▸ **Goal**
All lines featuring the string "America" are to be listed.

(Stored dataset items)

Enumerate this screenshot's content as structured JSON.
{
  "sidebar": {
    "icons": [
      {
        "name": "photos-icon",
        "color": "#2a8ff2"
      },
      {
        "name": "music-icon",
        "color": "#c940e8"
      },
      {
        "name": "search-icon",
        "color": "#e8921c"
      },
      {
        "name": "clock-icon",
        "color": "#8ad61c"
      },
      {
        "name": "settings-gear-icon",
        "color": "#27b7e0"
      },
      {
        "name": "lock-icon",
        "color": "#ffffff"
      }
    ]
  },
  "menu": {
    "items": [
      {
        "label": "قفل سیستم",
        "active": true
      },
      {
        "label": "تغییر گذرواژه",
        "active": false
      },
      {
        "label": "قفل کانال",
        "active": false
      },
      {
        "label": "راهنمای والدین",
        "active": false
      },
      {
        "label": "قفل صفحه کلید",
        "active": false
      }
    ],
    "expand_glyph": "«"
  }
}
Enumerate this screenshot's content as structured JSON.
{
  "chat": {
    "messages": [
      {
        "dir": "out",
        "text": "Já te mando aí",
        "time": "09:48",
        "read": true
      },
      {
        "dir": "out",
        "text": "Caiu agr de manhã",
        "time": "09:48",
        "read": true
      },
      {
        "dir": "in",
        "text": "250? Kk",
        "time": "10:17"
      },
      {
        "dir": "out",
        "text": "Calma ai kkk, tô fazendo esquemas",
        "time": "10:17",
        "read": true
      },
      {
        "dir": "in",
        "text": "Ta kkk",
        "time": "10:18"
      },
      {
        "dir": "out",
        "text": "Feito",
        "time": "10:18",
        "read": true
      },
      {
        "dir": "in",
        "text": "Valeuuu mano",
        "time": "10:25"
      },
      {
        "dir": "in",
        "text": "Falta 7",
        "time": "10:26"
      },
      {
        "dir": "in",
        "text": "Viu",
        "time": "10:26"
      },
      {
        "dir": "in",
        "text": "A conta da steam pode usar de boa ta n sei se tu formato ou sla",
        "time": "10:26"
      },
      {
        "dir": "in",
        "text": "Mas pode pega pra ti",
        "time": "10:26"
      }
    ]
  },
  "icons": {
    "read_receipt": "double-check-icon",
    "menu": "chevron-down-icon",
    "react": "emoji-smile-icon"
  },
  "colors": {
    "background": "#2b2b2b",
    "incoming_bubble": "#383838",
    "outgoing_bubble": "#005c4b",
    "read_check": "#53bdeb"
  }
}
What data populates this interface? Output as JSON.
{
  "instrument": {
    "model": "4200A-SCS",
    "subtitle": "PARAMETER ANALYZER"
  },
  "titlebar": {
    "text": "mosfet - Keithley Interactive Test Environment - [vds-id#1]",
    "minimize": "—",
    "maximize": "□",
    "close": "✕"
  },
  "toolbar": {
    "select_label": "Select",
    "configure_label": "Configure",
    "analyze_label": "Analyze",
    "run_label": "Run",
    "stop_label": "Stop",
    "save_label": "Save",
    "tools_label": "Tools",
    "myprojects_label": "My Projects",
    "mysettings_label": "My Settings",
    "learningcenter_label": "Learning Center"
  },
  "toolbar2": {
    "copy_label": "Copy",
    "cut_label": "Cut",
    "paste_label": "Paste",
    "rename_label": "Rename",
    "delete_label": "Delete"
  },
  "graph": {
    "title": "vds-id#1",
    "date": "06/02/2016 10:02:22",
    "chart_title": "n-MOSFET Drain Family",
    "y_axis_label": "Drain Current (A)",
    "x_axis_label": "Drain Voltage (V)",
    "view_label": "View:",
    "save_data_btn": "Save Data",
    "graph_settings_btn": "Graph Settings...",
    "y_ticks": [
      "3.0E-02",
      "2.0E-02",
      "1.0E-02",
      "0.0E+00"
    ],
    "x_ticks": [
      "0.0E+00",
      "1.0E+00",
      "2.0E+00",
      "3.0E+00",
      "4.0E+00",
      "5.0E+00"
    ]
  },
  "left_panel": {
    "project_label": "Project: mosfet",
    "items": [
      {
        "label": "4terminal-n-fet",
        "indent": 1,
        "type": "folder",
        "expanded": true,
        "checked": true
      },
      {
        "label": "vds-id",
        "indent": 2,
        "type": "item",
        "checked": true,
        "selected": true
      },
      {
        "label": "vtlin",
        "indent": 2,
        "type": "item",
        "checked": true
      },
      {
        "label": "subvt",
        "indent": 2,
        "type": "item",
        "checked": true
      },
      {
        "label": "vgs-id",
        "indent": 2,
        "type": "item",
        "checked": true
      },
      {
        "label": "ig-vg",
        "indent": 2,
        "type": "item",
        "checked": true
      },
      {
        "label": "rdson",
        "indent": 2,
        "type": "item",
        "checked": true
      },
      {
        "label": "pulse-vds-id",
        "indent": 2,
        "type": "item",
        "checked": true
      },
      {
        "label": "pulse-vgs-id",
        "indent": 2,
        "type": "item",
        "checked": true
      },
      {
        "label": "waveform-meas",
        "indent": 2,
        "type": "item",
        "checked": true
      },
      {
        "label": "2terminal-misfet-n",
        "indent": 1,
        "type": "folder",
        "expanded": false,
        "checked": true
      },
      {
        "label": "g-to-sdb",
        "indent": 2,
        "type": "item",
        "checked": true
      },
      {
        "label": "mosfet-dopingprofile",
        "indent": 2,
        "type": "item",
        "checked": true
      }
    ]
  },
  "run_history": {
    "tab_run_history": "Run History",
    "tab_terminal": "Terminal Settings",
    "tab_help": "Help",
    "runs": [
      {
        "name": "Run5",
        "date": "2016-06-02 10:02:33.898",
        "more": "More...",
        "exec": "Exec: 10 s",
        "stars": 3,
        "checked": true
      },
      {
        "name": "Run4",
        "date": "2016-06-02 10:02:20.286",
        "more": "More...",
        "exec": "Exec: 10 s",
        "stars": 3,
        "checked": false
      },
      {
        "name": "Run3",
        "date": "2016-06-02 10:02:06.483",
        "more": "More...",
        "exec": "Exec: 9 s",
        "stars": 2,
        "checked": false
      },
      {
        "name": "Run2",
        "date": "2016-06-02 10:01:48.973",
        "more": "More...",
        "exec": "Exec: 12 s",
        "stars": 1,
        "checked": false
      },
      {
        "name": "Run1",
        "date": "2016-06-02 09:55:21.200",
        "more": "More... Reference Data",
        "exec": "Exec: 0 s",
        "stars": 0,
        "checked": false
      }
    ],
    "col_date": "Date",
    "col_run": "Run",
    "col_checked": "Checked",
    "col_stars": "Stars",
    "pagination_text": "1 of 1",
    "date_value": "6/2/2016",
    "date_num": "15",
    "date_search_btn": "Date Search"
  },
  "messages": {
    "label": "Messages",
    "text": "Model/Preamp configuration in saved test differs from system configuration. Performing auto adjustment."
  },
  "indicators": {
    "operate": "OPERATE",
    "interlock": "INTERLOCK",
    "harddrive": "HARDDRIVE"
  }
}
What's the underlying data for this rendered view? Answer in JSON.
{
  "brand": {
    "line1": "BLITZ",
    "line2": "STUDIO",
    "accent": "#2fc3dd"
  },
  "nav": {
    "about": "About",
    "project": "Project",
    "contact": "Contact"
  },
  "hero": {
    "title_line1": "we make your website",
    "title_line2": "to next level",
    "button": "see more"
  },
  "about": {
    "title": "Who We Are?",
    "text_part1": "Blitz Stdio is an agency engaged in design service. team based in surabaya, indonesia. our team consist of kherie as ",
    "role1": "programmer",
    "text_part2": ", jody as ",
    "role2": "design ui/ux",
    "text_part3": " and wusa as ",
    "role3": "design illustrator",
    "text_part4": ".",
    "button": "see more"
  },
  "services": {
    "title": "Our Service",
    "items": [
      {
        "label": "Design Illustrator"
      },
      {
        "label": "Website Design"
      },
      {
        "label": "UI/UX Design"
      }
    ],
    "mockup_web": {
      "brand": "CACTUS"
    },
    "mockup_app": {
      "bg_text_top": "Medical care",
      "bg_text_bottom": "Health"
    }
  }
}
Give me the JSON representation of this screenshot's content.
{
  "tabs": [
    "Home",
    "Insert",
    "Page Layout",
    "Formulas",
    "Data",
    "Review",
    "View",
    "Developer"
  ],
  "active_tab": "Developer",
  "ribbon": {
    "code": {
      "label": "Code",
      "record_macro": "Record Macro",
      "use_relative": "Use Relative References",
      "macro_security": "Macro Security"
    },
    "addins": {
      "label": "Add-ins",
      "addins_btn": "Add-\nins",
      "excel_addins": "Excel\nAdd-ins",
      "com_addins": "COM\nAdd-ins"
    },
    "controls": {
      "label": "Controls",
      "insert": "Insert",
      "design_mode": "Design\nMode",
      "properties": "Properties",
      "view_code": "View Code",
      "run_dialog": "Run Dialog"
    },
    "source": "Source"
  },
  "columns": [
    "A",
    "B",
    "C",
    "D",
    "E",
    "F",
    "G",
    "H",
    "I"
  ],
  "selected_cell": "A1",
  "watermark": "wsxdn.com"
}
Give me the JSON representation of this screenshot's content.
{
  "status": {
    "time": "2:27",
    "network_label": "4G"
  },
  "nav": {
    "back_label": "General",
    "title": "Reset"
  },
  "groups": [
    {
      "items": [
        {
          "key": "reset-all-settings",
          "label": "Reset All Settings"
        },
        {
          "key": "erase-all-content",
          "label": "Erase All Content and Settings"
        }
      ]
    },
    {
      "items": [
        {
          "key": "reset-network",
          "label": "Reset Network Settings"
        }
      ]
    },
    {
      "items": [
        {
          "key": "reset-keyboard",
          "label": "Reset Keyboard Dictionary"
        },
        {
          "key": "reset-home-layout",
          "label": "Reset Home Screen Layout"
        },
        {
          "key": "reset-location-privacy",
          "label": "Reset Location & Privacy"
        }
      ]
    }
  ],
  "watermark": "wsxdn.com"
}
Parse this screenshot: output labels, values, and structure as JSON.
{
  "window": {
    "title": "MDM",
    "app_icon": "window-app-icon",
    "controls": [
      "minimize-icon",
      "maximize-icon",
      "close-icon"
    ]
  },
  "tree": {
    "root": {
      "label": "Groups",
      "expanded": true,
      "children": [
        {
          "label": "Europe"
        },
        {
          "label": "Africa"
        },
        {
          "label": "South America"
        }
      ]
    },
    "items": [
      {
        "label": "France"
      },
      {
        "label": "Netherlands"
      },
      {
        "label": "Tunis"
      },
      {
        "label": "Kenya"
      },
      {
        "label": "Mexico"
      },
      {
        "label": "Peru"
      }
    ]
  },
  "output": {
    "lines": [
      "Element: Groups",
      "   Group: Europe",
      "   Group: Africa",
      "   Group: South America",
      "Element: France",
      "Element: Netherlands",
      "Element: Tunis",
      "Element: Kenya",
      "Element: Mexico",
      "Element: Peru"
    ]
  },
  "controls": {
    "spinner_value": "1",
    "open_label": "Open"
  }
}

▸ **Solution for this exercise**
          "label": "South America"
      "   Group: South America",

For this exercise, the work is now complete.